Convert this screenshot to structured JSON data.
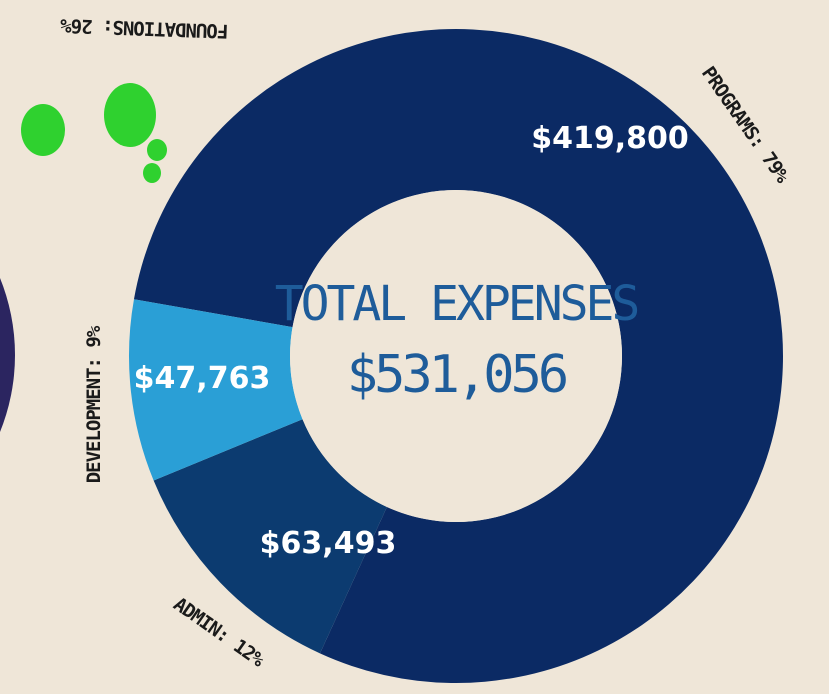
{
  "chart_data": {
    "type": "donut",
    "center_title": "TOTAL EXPENSES",
    "center_value": "$531,056",
    "other_label": "FOUNDATIONS: 26%",
    "categories": [
      "PROGRAMS: 79%",
      "ADMIN: 12%",
      "DEVELOPMENT: 9%"
    ],
    "values": [
      419800,
      63493,
      47763
    ],
    "value_labels": [
      "$419,800",
      "$63,493",
      "$47,763"
    ],
    "colors": [
      "#0b2a64",
      "#0c3b70",
      "#2a9fd6"
    ]
  }
}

# # # # # # #

Transcribe every entry above exactly. Omit all pictures.

Convert this screenshot to structured JSON data.
{
  "chart_data": {
    "type": "donut",
    "center_title": "TOTAL EXPENSES",
    "center_value": "$531,056",
    "other_label": "FOUNDATIONS: 26%",
    "categories": [
      "PROGRAMS: 79%",
      "ADMIN: 12%",
      "DEVELOPMENT: 9%"
    ],
    "values": [
      419800,
      63493,
      47763
    ],
    "value_labels": [
      "$419,800",
      "$63,493",
      "$47,763"
    ],
    "colors": [
      "#0b2a64",
      "#0c3b70",
      "#2a9fd6"
    ]
  }
}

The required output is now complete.